_SHORT EXERCISE_:
Write out the listing below without alteration, omitting its pictures.

_SUPPLIED MATERIAL_:

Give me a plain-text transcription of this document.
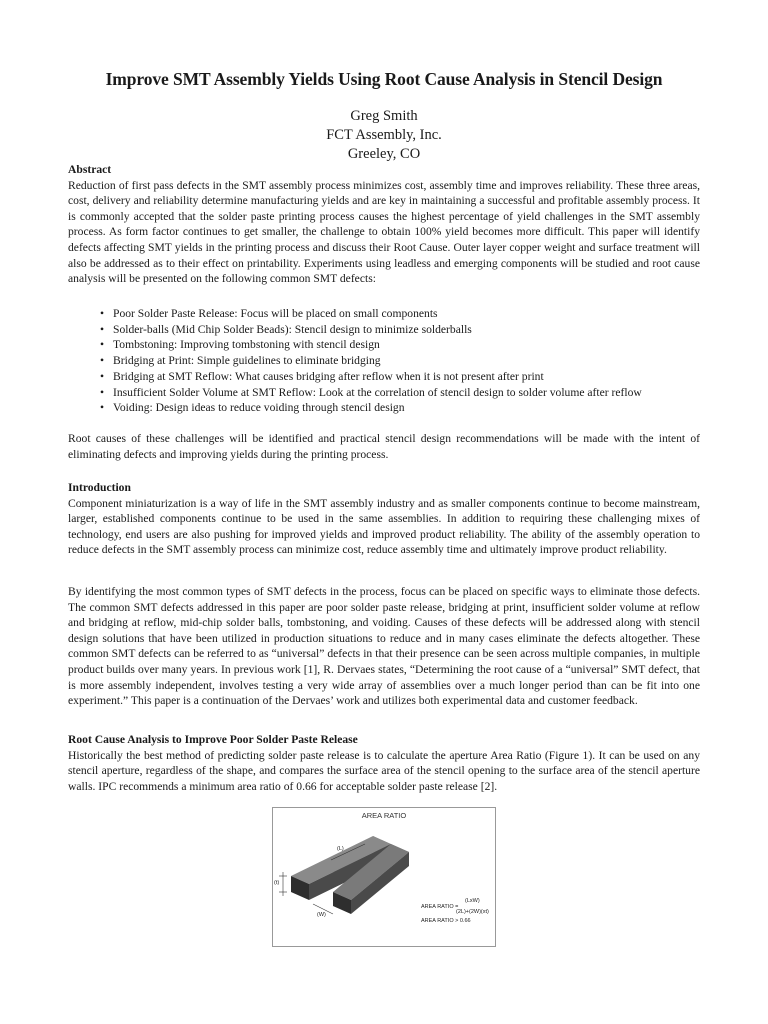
Improve SMT Assembly Yields Using Root Cause Analysis in Stencil Design
Greg Smith
FCT Assembly, Inc.
Greeley, CO
Abstract
Reduction of first pass defects in the SMT assembly process minimizes cost, assembly time and improves reliability. These three areas, cost, delivery and reliability determine manufacturing yields and are key in maintaining a successful and profitable assembly process. It is commonly accepted that the solder paste printing process causes the highest percentage of yield challenges in the SMT assembly process. As form factor continues to get smaller, the challenge to obtain 100% yield becomes more difficult. This paper will identify defects affecting SMT yields in the printing process and discuss their Root Cause. Outer layer copper weight and surface treatment will also be addressed as to their effect on printability. Experiments using leadless and emerging components will be studied and root cause analysis will be presented on the following common SMT defects:
• Poor Solder Paste Release: Focus will be placed on small components
• Solder-balls (Mid Chip Solder Beads): Stencil design to minimize solderballs
• Tombstoning: Improving tombstoning with stencil design
• Bridging at Print: Simple guidelines to eliminate bridging
• Bridging at SMT Reflow: What causes bridging after reflow when it is not present after print
• Insufficient Solder Volume at SMT Reflow: Look at the correlation of stencil design to solder volume after reflow
• Voiding: Design ideas to reduce voiding through stencil design
Root causes of these challenges will be identified and practical stencil design recommendations will be made with the intent of eliminating defects and improving yields during the printing process.
Introduction
Component miniaturization is a way of life in the SMT assembly industry and as smaller components continue to become mainstream, larger, established components continue to be used in the same assemblies. In addition to requiring these challenging mixes of technology, end users are also pushing for improved yields and improved product reliability. The ability of the assembly operation to reduce defects in the SMT assembly process can minimize cost, reduce assembly time and ultimately improve product reliability.
By identifying the most common types of SMT defects in the process, focus can be placed on specific ways to eliminate those defects. The common SMT defects addressed in this paper are poor solder paste release, bridging at print, insufficient solder volume at reflow and bridging at reflow, mid-chip solder balls, tombstoning, and voiding. Causes of these defects will be addressed along with stencil design solutions that have been utilized in production situations to reduce and in many cases eliminate the defects altogether. These common SMT defects can be referred to as “universal” defects in that their presence can be seen across multiple companies, in multiple product builds over many years. In previous work [1], R. Dervaes states, “Determining the root cause of a “universal” SMT defect, that is more assembly independent, involves testing a very wide array of assemblies over a much longer period than can be fit into one experiment.” This paper is a continuation of the Dervaes’ work and utilizes both experimental data and customer feedback.
Root Cause Analysis to Improve Poor Solder Paste Release
Historically the best method of predicting solder paste release is to calculate the aperture Area Ratio (Figure 1). It can be used on any stencil aperture, regardless of the shape, and compares the surface area of the stencil opening to the surface area of the stencil aperture walls. IPC recommends a minimum area ratio of 0.66 for acceptable solder paste release [2].
AREA RATIO
(t)
(L)
(W)
AREA RATIO =
(LxW)
(2L)+(2W)(xt)
AREA RATIO > 0.66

_RESULT_:
Give me a plain-text transcription of this document.
Improve SMT Assembly Yields Using Root Cause Analysis in Stencil Design
Greg Smith
FCT Assembly, Inc.
Greeley, CO
Abstract
Reduction of first pass defects in the SMT assembly process minimizes cost, assembly time and improves reliability. These three areas, cost, delivery and reliability determine manufacturing yields and are key in maintaining a successful and profitable assembly process. It is commonly accepted that the solder paste printing process causes the highest percentage of yield challenges in the SMT assembly process. As form factor continues to get smaller, the challenge to obtain 100% yield becomes more difficult. This paper will identify defects affecting SMT yields in the printing process and discuss their Root Cause. Outer layer copper weight and surface treatment will also be addressed as to their effect on printability. Experiments using leadless and emerging components will be studied and root cause analysis will be presented on the following common SMT defects:
• Poor Solder Paste Release: Focus will be placed on small components
• Solder-balls (Mid Chip Solder Beads): Stencil design to minimize solderballs
• Tombstoning: Improving tombstoning with stencil design
• Bridging at Print: Simple guidelines to eliminate bridging
• Bridging at SMT Reflow: What causes bridging after reflow when it is not present after print
• Insufficient Solder Volume at SMT Reflow: Look at the correlation of stencil design to solder volume after reflow
• Voiding: Design ideas to reduce voiding through stencil design
Root causes of these challenges will be identified and practical stencil design recommendations will be made with the intent of eliminating defects and improving yields during the printing process.
Introduction
Component miniaturization is a way of life in the SMT assembly industry and as smaller components continue to become mainstream, larger, established components continue to be used in the same assemblies. In addition to requiring these challenging mixes of technology, end users are also pushing for improved yields and improved product reliability. The ability of the assembly operation to reduce defects in the SMT assembly process can minimize cost, reduce assembly time and ultimately improve product reliability.
By identifying the most common types of SMT defects in the process, focus can be placed on specific ways to eliminate those defects. The common SMT defects addressed in this paper are poor solder paste release, bridging at print, insufficient solder volume at reflow and bridging at reflow, mid-chip solder balls, tombstoning, and voiding. Causes of these defects will be addressed along with stencil design solutions that have been utilized in production situations to reduce and in many cases eliminate the defects altogether. These common SMT defects can be referred to as “universal” defects in that their presence can be seen across multiple companies, in multiple product builds over many years. In previous work [1], R. Dervaes states, “Determining the root cause of a “universal” SMT defect, that is more assembly independent, involves testing a very wide array of assemblies over a much longer period than can be fit into one experiment.” This paper is a continuation of the Dervaes’ work and utilizes both experimental data and customer feedback.
Root Cause Analysis to Improve Poor Solder Paste Release
Historically the best method of predicting solder paste release is to calculate the aperture Area Ratio (Figure 1). It can be used on any stencil aperture, regardless of the shape, and compares the surface area of the stencil opening to the surface area of the stencil aperture walls. IPC recommends a minimum area ratio of 0.66 for acceptable solder paste release [2].
AREA RATIO
(t)
(L)
(W)
AREA RATIO =
(LxW)
(2L)+(2W)(xt)
AREA RATIO > 0.66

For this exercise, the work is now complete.